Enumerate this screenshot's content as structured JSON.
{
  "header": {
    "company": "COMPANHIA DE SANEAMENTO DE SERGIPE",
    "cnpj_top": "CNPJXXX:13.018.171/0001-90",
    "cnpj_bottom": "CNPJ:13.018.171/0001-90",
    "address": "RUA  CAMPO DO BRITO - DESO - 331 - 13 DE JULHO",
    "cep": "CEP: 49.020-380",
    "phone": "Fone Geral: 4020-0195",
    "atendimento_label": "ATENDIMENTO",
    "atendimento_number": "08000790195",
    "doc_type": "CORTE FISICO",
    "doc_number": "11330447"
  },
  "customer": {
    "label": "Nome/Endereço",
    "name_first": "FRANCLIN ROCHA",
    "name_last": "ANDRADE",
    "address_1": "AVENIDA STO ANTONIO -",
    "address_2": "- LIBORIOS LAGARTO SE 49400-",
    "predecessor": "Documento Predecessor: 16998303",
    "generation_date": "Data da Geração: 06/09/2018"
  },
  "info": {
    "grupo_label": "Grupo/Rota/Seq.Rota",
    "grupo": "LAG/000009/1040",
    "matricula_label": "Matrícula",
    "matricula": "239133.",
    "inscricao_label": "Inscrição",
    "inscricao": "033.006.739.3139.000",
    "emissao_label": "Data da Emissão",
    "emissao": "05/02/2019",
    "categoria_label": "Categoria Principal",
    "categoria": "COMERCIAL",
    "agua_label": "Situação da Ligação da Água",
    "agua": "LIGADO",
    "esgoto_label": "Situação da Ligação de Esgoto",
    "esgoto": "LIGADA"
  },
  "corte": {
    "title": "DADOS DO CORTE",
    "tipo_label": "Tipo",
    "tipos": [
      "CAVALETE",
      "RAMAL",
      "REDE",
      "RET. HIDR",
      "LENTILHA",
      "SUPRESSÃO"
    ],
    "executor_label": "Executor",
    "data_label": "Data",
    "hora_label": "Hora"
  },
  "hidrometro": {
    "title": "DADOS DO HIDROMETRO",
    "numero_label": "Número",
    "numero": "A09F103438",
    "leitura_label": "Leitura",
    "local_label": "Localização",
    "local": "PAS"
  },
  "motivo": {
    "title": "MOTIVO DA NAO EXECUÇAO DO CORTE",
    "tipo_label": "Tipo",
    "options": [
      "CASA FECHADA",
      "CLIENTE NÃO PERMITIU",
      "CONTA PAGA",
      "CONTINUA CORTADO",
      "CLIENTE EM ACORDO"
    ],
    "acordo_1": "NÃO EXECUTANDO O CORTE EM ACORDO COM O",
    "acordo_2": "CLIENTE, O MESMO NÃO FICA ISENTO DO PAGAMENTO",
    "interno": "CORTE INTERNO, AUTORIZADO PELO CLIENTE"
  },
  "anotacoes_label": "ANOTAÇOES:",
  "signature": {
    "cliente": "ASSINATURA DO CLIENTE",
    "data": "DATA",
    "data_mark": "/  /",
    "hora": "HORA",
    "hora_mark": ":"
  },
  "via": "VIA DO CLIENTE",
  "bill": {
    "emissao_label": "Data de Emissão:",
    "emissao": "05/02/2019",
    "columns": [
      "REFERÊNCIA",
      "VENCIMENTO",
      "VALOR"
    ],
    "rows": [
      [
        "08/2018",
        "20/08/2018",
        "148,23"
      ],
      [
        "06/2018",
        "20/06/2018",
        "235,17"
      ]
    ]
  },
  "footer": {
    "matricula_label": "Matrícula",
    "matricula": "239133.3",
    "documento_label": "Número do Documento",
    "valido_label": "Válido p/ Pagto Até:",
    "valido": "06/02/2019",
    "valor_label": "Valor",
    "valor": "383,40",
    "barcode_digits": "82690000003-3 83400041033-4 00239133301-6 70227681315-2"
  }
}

> [THE EXERCISE]: Output the entries exactly.

> [TASK SOLUTION]:
Enumerate this screenshot's content as structured JSON.
{
  "header": {
    "company": "COMPANHIA DE SANEAMENTO DE SERGIPE",
    "cnpj_top": "CNPJXXX:13.018.171/0001-90",
    "cnpj_bottom": "CNPJ:13.018.171/0001-90",
    "address": "RUA  CAMPO DO BRITO - DESO - 331 - 13 DE JULHO",
    "cep": "CEP: 49.020-380",
    "phone": "Fone Geral: 4020-0195",
    "atendimento_label": "ATENDIMENTO",
    "atendimento_number": "08000790195",
    "doc_type": "CORTE FISICO",
    "doc_number": "11330447"
  },
  "customer": {
    "label": "Nome/Endereço",
    "name_first": "FRANCLIN ROCHA",
    "name_last": "ANDRADE",
    "address_1": "AVENIDA STO ANTONIO -",
    "address_2": "- LIBORIOS LAGARTO SE 49400-",
    "predecessor": "Documento Predecessor: 16998303",
    "generation_date": "Data da Geração: 06/09/2018"
  },
  "info": {
    "grupo_label": "Grupo/Rota/Seq.Rota",
    "grupo": "LAG/000009/1040",
    "matricula_label": "Matrícula",
    "matricula": "239133.",
    "inscricao_label": "Inscrição",
    "inscricao": "033.006.739.3139.000",
    "emissao_label": "Data da Emissão",
    "emissao": "05/02/2019",
    "categoria_label": "Categoria Principal",
    "categoria": "COMERCIAL",
    "agua_label": "Situação da Ligação da Água",
    "agua": "LIGADO",
    "esgoto_label": "Situação da Ligação de Esgoto",
    "esgoto": "LIGADA"
  },
  "corte": {
    "title": "DADOS DO CORTE",
    "tipo_label": "Tipo",
    "tipos": [
      "CAVALETE",
      "RAMAL",
      "REDE",
      "RET. HIDR",
      "LENTILHA",
      "SUPRESSÃO"
    ],
    "executor_label": "Executor",
    "data_label": "Data",
    "hora_label": "Hora"
  },
  "hidrometro": {
    "title": "DADOS DO HIDROMETRO",
    "numero_label": "Número",
    "numero": "A09F103438",
    "leitura_label": "Leitura",
    "local_label": "Localização",
    "local": "PAS"
  },
  "motivo": {
    "title": "MOTIVO DA NAO EXECUÇAO DO CORTE",
    "tipo_label": "Tipo",
    "options": [
      "CASA FECHADA",
      "CLIENTE NÃO PERMITIU",
      "CONTA PAGA",
      "CONTINUA CORTADO",
      "CLIENTE EM ACORDO"
    ],
    "acordo_1": "NÃO EXECUTANDO O CORTE EM ACORDO COM O",
    "acordo_2": "CLIENTE, O MESMO NÃO FICA ISENTO DO PAGAMENTO",
    "interno": "CORTE INTERNO, AUTORIZADO PELO CLIENTE"
  },
  "anotacoes_label": "ANOTAÇOES:",
  "signature": {
    "cliente": "ASSINATURA DO CLIENTE",
    "data": "DATA",
    "data_mark": "/  /",
    "hora": "HORA",
    "hora_mark": ":"
  },
  "via": "VIA DO CLIENTE",
  "bill": {
    "emissao_label": "Data de Emissão:",
    "emissao": "05/02/2019",
    "columns": [
      "REFERÊNCIA",
      "VENCIMENTO",
      "VALOR"
    ],
    "rows": [
      [
        "08/2018",
        "20/08/2018",
        "148,23"
      ],
      [
        "06/2018",
        "20/06/2018",
        "235,17"
      ]
    ]
  },
  "footer": {
    "matricula_label": "Matrícula",
    "matricula": "239133.3",
    "documento_label": "Número do Documento",
    "valido_label": "Válido p/ Pagto Até:",
    "valido": "06/02/2019",
    "valor_label": "Valor",
    "valor": "383,40",
    "barcode_digits": "82690000003-3 83400041033-4 00239133301-6 70227681315-2"
  }
}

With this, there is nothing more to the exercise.